--- Start of DATA PROVIDED ---

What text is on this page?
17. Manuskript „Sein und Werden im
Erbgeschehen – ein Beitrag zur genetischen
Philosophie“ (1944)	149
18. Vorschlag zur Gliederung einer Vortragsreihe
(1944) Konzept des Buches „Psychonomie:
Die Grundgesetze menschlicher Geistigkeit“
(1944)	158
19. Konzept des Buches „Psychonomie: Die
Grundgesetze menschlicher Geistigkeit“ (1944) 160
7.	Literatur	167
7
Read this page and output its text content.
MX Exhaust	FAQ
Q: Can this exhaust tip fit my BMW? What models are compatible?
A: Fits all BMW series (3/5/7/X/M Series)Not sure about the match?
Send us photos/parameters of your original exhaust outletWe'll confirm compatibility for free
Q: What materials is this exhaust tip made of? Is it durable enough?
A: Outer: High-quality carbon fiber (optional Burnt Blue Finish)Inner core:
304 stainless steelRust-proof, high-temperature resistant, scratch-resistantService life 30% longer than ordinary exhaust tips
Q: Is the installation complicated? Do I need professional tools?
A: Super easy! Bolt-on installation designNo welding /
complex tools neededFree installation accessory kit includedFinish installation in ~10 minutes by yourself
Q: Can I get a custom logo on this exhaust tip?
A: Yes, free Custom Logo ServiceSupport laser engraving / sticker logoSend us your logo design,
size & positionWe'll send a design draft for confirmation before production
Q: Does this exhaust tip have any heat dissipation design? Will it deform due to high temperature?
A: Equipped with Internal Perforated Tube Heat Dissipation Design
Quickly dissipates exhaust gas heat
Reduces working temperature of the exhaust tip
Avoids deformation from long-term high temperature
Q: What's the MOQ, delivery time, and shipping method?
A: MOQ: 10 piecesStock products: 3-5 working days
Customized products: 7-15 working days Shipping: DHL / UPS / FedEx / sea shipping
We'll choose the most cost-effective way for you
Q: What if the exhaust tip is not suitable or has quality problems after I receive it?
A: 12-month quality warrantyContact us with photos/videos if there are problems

--- End of DATA PROVIDED ---

# AIM OF THE EXERCISE
Write out every line from the entries where "Konzept" appears.

# EXERCISE SOLUTION
(1944) Konzept des Buches „Psychonomie:
19. Konzept des Buches „Psychonomie: Die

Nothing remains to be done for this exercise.